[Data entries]
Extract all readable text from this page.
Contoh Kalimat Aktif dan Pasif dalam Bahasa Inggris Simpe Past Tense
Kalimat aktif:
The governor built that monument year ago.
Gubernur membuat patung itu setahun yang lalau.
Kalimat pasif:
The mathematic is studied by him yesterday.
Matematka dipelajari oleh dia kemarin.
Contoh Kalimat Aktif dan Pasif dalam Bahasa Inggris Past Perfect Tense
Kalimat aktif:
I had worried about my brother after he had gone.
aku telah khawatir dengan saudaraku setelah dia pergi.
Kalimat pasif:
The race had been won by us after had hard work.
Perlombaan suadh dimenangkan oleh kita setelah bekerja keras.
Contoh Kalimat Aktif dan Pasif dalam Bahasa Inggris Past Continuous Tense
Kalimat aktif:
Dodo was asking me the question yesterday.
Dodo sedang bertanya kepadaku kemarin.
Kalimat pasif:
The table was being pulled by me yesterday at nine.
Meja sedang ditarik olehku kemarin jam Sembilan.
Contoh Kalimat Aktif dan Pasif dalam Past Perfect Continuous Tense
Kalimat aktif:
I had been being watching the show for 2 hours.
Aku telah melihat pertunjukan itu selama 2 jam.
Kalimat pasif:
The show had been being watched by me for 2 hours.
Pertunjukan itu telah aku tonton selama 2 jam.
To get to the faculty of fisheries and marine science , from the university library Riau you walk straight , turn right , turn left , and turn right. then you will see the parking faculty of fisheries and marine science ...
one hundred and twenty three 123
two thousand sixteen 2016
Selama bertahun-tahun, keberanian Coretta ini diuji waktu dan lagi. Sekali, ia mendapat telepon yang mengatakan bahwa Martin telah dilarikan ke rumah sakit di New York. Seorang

### Problem statement
Copy every line from the entries that contains the word "Bahasa".

### Response to this task
Contoh Kalimat Aktif dan Pasif dalam Bahasa Inggris Simpe Past Tense
Contoh Kalimat Aktif dan Pasif dalam Bahasa Inggris Past Perfect Tense
Contoh Kalimat Aktif dan Pasif dalam Bahasa Inggris Past Continuous Tense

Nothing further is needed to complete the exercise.